**TO BE DONE**. Take each line containing "true" and report it exactly as written.

Start of INPUT

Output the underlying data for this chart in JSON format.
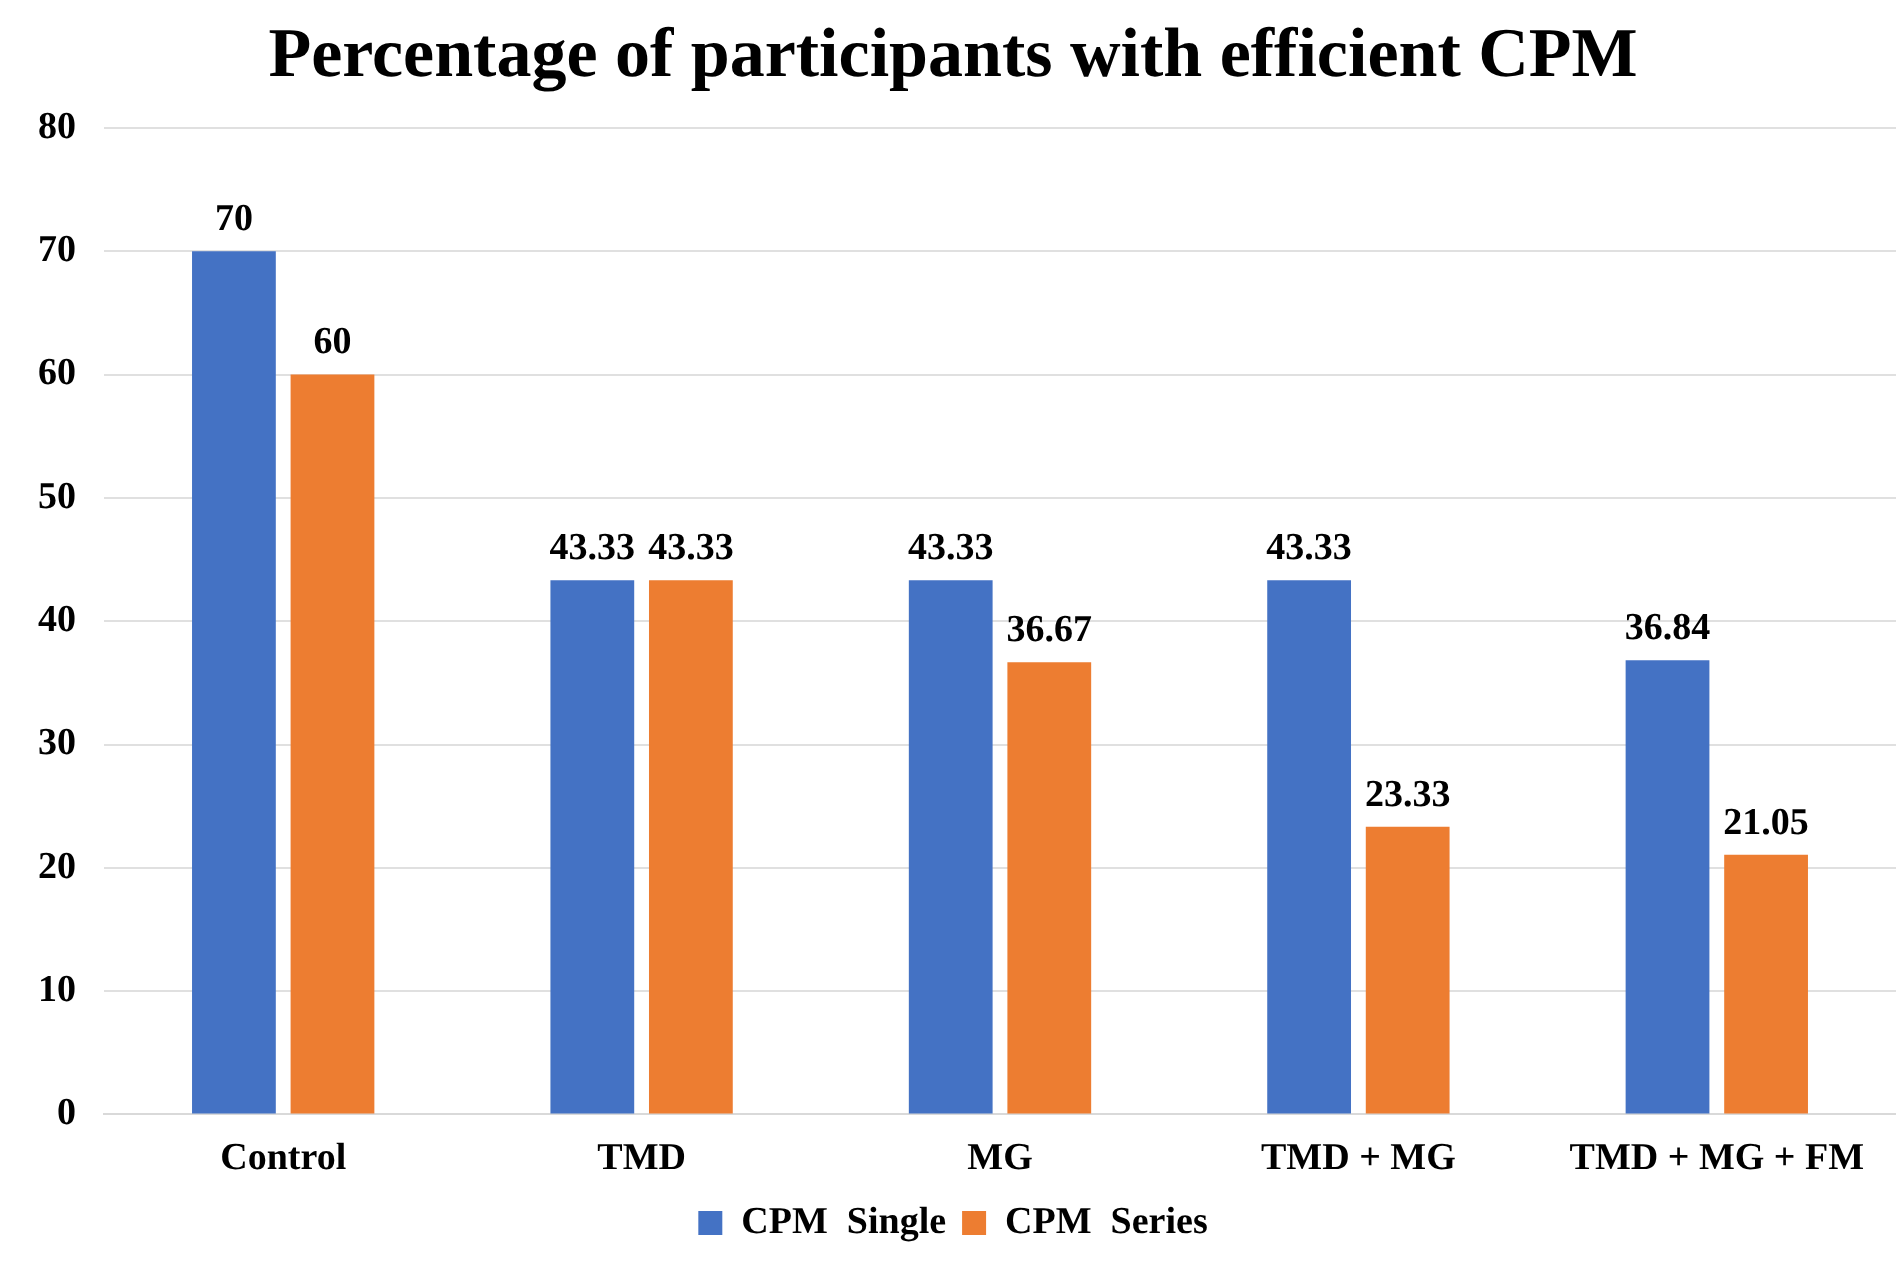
{
  "chart_data": {
    "type": "bar",
    "title": "Percentage of participants with efficient CPM",
    "categories": [
      "Control",
      "TMD",
      "MG",
      "TMD + MG",
      "TMD + MG + FM"
    ],
    "series": [
      {
        "name": "CPM  Single",
        "color": "#4472c4",
        "values": [
          70,
          43.33,
          43.33,
          43.33,
          36.84
        ]
      },
      {
        "name": "CPM  Series",
        "color": "#ed7d31",
        "values": [
          60,
          43.33,
          36.67,
          23.33,
          21.05
        ]
      }
    ],
    "ylim": [
      0,
      80
    ],
    "yticks": [
      0,
      10,
      20,
      30,
      40,
      50,
      60,
      70,
      80
    ],
    "grid": "y",
    "legend": "bottom",
    "data_labels": true
  }
}
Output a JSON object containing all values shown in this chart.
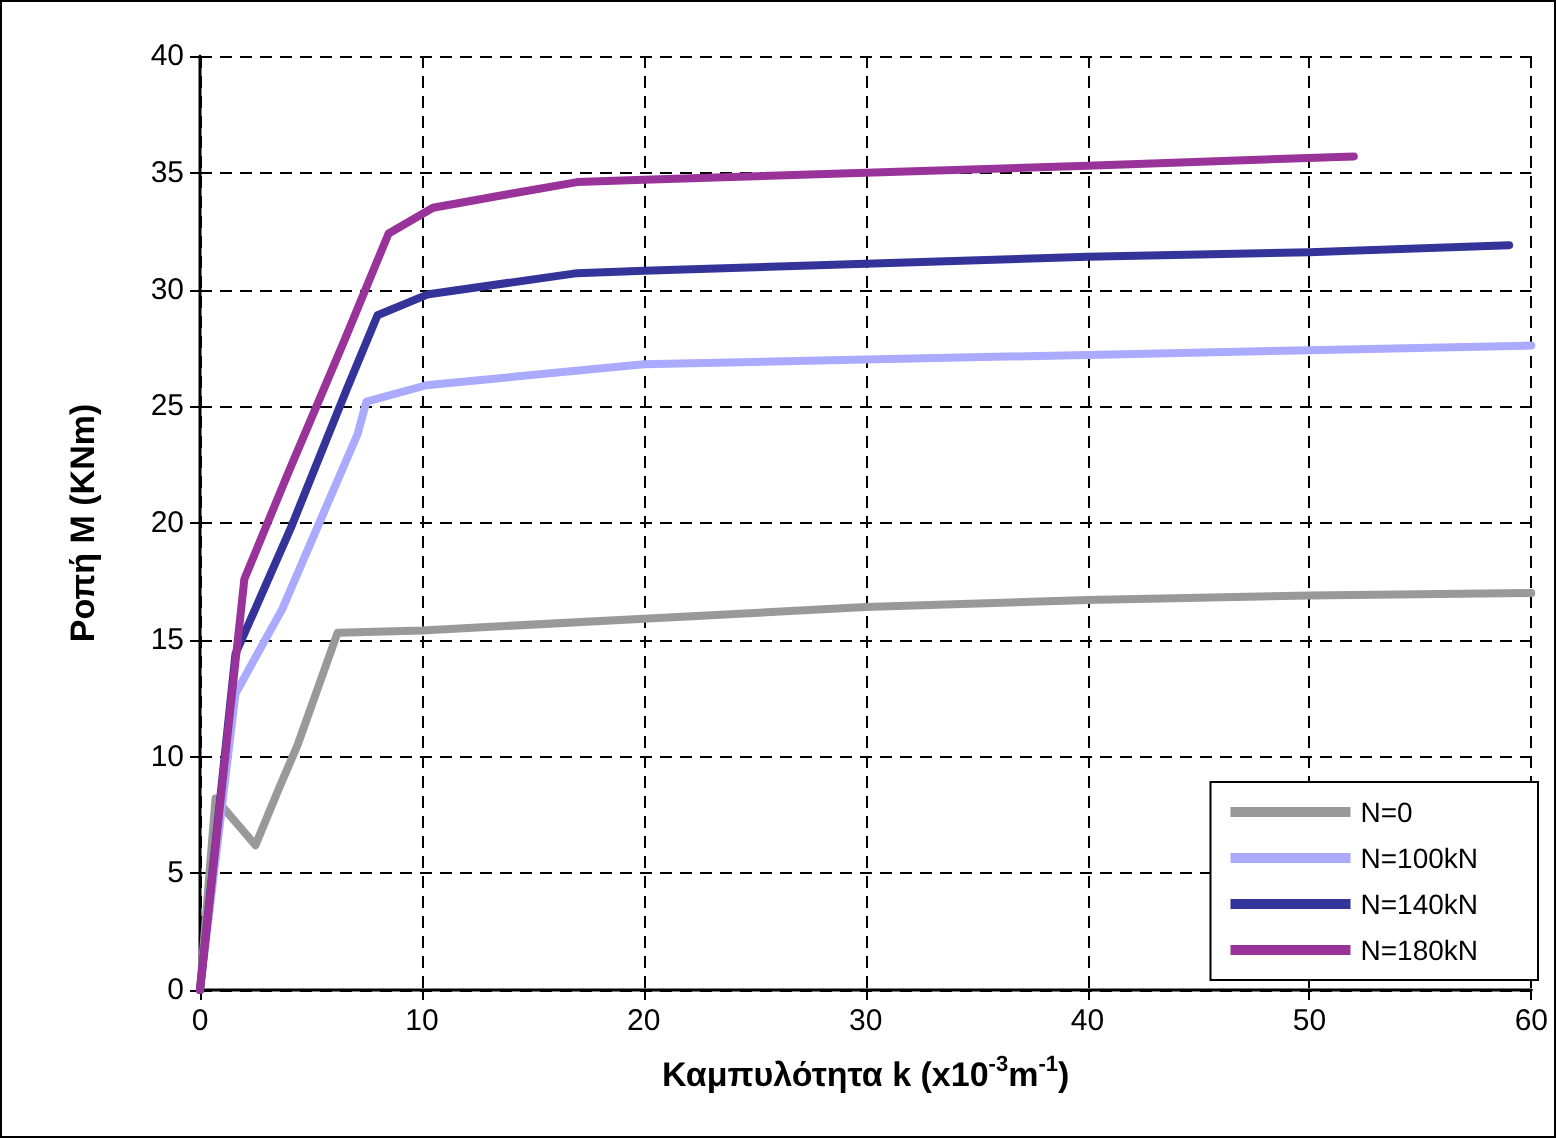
{
  "chart_data": {
    "type": "line",
    "xlabel": "Καμπυλότητα k (x10$^{-3}$m$^{-1}$)",
    "ylabel": "Ροπή Μ (KNm)",
    "xlim": [
      0,
      60
    ],
    "xticks": [
      0,
      10,
      20,
      30,
      40,
      50,
      60
    ],
    "ylim": [
      0,
      40
    ],
    "yticks": [
      0,
      5,
      10,
      15,
      20,
      25,
      30,
      35,
      40
    ],
    "grid": true,
    "legend": "bottom right",
    "marker": "none",
    "line_style": "solid",
    "series": [
      {
        "name": "N=0",
        "color": "#999999",
        "x": [
          0,
          0.7,
          2.5,
          3.5,
          4.4,
          6.2,
          10,
          20,
          30,
          40,
          50,
          60
        ],
        "values": [
          0,
          8.2,
          6.2,
          8.5,
          10.5,
          15.3,
          15.4,
          15.9,
          16.4,
          16.7,
          16.9,
          17.0
        ]
      },
      {
        "name": "N=100kN",
        "color": "#aaaaff",
        "x": [
          0,
          1.6,
          3.7,
          5.6,
          7.1,
          7.5,
          10.2,
          20,
          30,
          40,
          50,
          60
        ],
        "values": [
          0,
          12.7,
          16.3,
          20.5,
          23.8,
          25.2,
          25.9,
          26.8,
          27.0,
          27.2,
          27.4,
          27.6
        ]
      },
      {
        "name": "N=140kN",
        "color": "#333399",
        "x": [
          0,
          1.6,
          4.1,
          6.6,
          8.0,
          10.3,
          17,
          20,
          30,
          40,
          50,
          59
        ],
        "values": [
          0,
          14.4,
          19.8,
          25.7,
          28.9,
          29.8,
          30.7,
          30.8,
          31.1,
          31.4,
          31.6,
          31.9
        ]
      },
      {
        "name": "N=180kN",
        "color": "#993399",
        "x": [
          0,
          2.0,
          4.0,
          6.5,
          8.5,
          10.5,
          14,
          17,
          20,
          30,
          40,
          52
        ],
        "values": [
          0,
          17.6,
          22.2,
          27.8,
          32.4,
          33.5,
          34.1,
          34.6,
          34.7,
          35.0,
          35.3,
          35.7
        ]
      }
    ]
  }
}
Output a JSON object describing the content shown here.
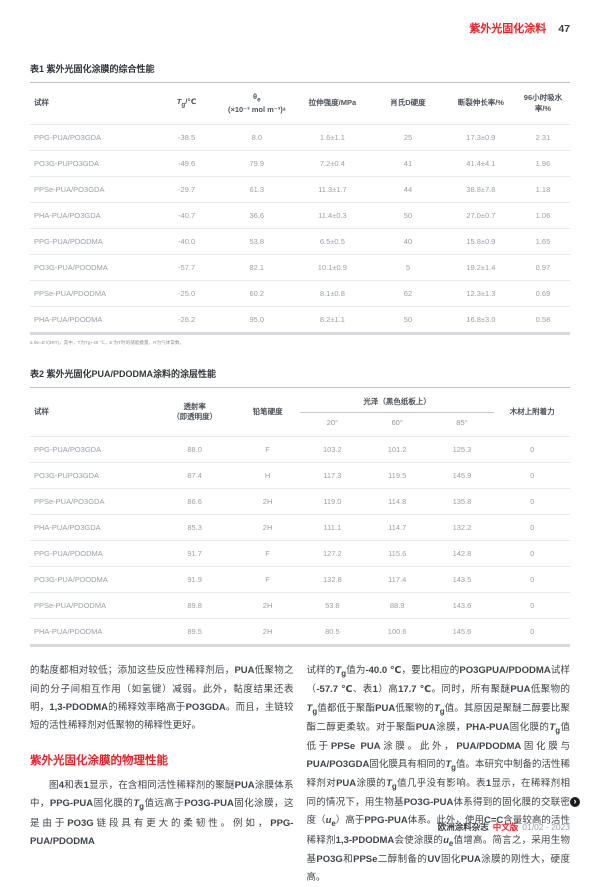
{
  "header": {
    "title": "紫外光固化涂料",
    "page_number": "47"
  },
  "table1": {
    "caption": "表1 紫外光固化涂膜的综合性能",
    "headers": [
      "试样",
      "//T//~g~/℃",
      "θ~e~\n(×10⁻³ mol m⁻³)ᵃ",
      "拉伸强度/MPa",
      "肖氏D硬度",
      "断裂伸长率/%",
      "96小时吸水率/%"
    ],
    "rows": [
      [
        "PPG-PUA/PO3GDA",
        "-38.5",
        "8.0",
        "1.6±1.1",
        "25",
        "17.3±0.9",
        "2.31"
      ],
      [
        "PO3G-PUPO3GDA",
        "-49.6",
        "79.9",
        "7.2±0.4",
        "41",
        "41.4±4.1",
        "1.96"
      ],
      [
        "PPSe-PUA/PO3GDA",
        "-29.7",
        "61.3",
        "11.3±1.7",
        "44",
        "38.8±7.8",
        "1.18"
      ],
      [
        "PHA-PUA/PO3GDA",
        "-40.7",
        "36.6",
        "11.4±0.3",
        "50",
        "27.0±0.7",
        "1.06"
      ],
      [
        "PPG-PUA/PDODMA",
        "-40.0",
        "53.8",
        "6.5±0.5",
        "40",
        "15.8±0.9",
        "1.65"
      ],
      [
        "PO3G-PUA/PDODMA",
        "-57.7",
        "82.1",
        "10.1±0.9",
        "5",
        "19.2±1.4",
        "0.97"
      ],
      [
        "PPSe-PUA/PDODMA",
        "-25.0",
        "60.2",
        "8.1±0.8",
        "62",
        "12.3±1.3",
        "0.69"
      ],
      [
        "PHA-PUA/PDODMA",
        "-26.2",
        "95.0",
        "8.2±1.1",
        "50",
        "16.8±3.0",
        "0.58"
      ]
    ],
    "footnote": "a θe=E′/(3RT)，其中，T为Tg+40 ℃，E′为T时的储能模量，R为气体常数。"
  },
  "table2": {
    "caption": "表2 紫外光固化PUA/PDODMA涂料的涂层性能",
    "headers": {
      "sample": "试样",
      "transmittance": "透射率\n（即透明度）",
      "pencil_hardness": "铅笔硬度",
      "gloss_group": "光泽（黑色纸板上）",
      "gloss_angles": [
        "20°",
        "60°",
        "85°"
      ],
      "adhesion": "木材上附着力"
    },
    "rows": [
      [
        "PPG-PUA/PO3GDA",
        "88.0",
        "F",
        "103.2",
        "101.2",
        "125.3",
        "0"
      ],
      [
        "PO3G-PUPO3GDA",
        "87.4",
        "H",
        "117.3",
        "119.5",
        "145.9",
        "0"
      ],
      [
        "PPSe-PUA/PO3GDA",
        "86.6",
        "2H",
        "119.0",
        "114.8",
        "135.8",
        "0"
      ],
      [
        "PHA-PUA/PO3GDA",
        "85.3",
        "2H",
        "111.1",
        "114.7",
        "132.2",
        "0"
      ],
      [
        "PPG-PUA/PDODMA",
        "91.7",
        "F",
        "127.2",
        "115.6",
        "142.8",
        "0"
      ],
      [
        "PO3G-PUA/PDODMA",
        "91.9",
        "F",
        "132.8",
        "117.4",
        "143.5",
        "0"
      ],
      [
        "PPSe-PUA/PDODMA",
        "89.8",
        "2H",
        "53.8",
        "88.9",
        "143.6",
        "0"
      ],
      [
        "PHA-PUA/PDODMA",
        "89.5",
        "2H",
        "80.5",
        "100.6",
        "145.6",
        "0"
      ]
    ]
  },
  "article": {
    "para1": "的黏度都相对较低；添加这些反应性稀释剂后，**PUA**低聚物之间的分子间相互作用（如氢键）减弱。此外，黏度结果还表明，**1,3-PDODMA**的稀释效率略高于**PO3GDA**。而且，主链较短的活性稀释剂对低聚物的稀释性更好。",
    "heading": "紫外光固化涂膜的物理性能",
    "para2": "图**4**和表**1**显示，在含相同活性稀释剂的聚醚**PUA**涂膜体系中，**PPG-PUA**固化膜的**//T//~g~**值远高于**PO3G-PUA**固化涂膜，这是由于**PO3G**链段具有更大的柔韧性。例如，**PPG-PUA/PDODMA**",
    "para3": "试样的**//T//~g~**值为**-40.0 ℃**，要比相应的**PO3GPUA/PDODMA**试样（**-57.7 ℃**、表**1**）高**17.7 ℃**。同时，所有聚醚**PUA**低聚物的**//T//~g~**值都低于聚酯**PUA**低聚物的**//T//~g~**值。其原因是聚醚二醇要比聚酯二醇更柔软。对于聚酯**PUA**涂膜，**PHA-PUA**固化膜的**//T//~g~**值低于**PPSe PUA**涂膜。此外，**PUA/PDODMA**固化膜与**PUA/PO3GDA**固化膜具有相同的**//T//~g~**值。本研究中制备的活性稀释剂对**PUA**涂膜的**//T//~g~**值几乎没有影响。表**1**显示，在稀释剂相同的情况下，用生物基**PO3G-PUA**体系得到的固化膜的交联密度（**//u//~e~**）高于**PPG-PUA**体系。此外，使用**C=C**含量较高的活性稀释剂**1,3-PDODMA**会使涂膜的**//u//~e~**值增高。简言之，采用生物基**PO3G**和**PPSe**二醇制备的**UV**固化**PUA**涂膜的刚性大，硬度高。"
  },
  "footer": {
    "journal": "欧洲涂料杂志",
    "edition": "中文版",
    "issue": "01/02 - 2023"
  },
  "icons": {
    "end_marker": "›"
  }
}
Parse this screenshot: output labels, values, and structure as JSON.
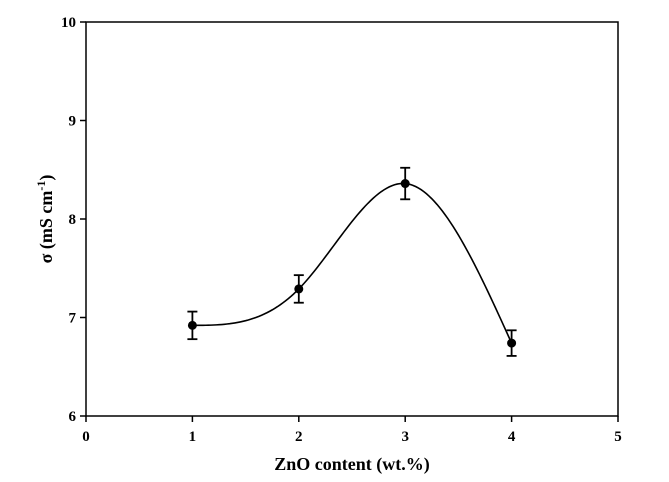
{
  "chart_data": {
    "type": "scatter",
    "title": "",
    "xlabel": "ZnO content (wt.%)",
    "ylabel_main": "σ (mS cm",
    "ylabel_sup": "-1",
    "ylabel_close": ")",
    "xlim": [
      0,
      5
    ],
    "ylim": [
      6,
      10
    ],
    "xticks": [
      "0",
      "1",
      "2",
      "3",
      "4",
      "5"
    ],
    "yticks": [
      "6",
      "7",
      "8",
      "9",
      "10"
    ],
    "grid": false,
    "legend": "none",
    "series": [
      {
        "x": [
          1,
          2,
          3,
          4
        ],
        "y": [
          6.92,
          7.29,
          8.36,
          6.74
        ],
        "yerr": [
          0.14,
          0.14,
          0.16,
          0.13
        ],
        "smooth_fit": true
      }
    ]
  }
}
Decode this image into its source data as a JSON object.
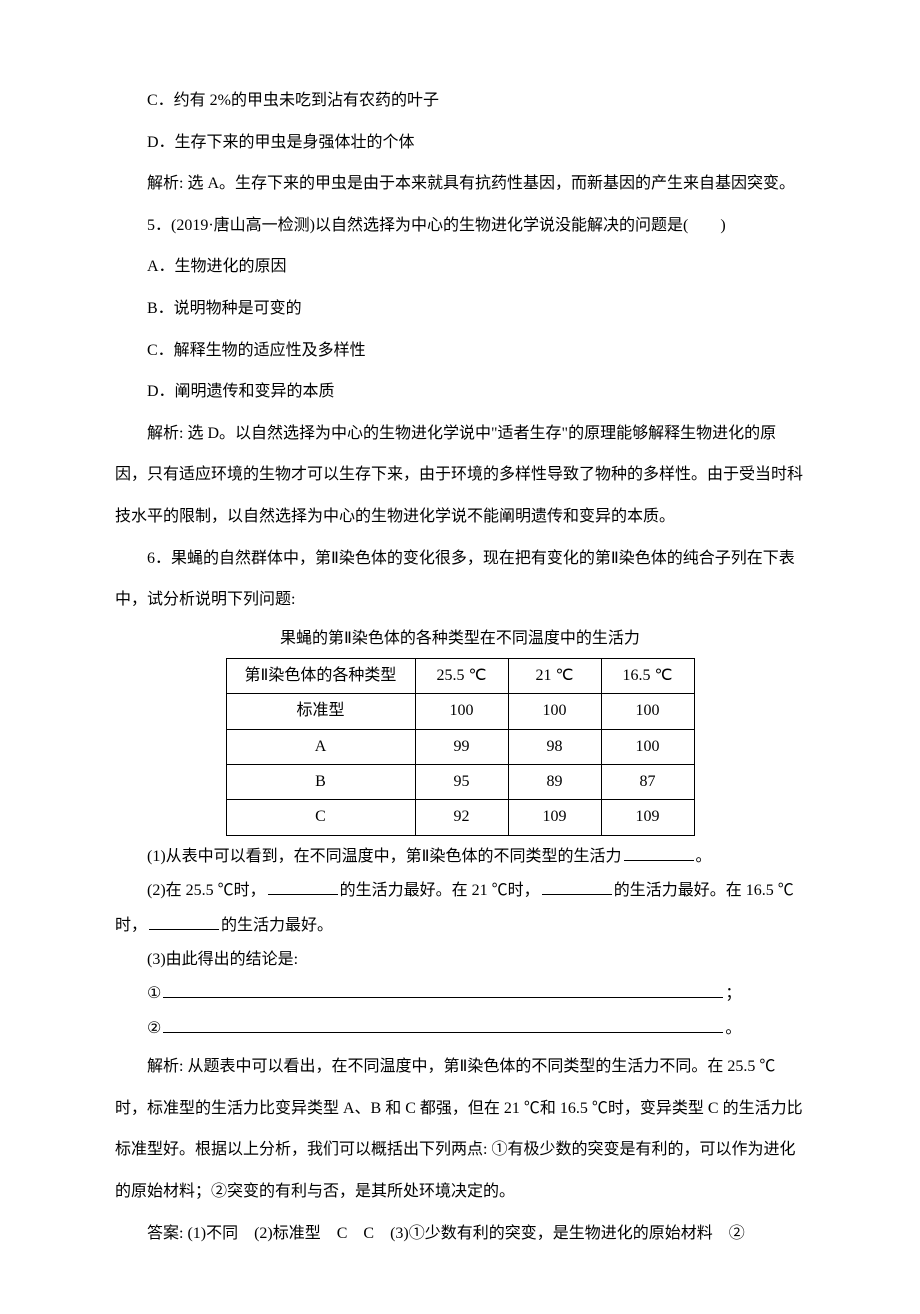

End of INPUT

**RESPONSE TO THE TASK**.
    "data_labels": true
    "grid": true,
        "smooth_fit": true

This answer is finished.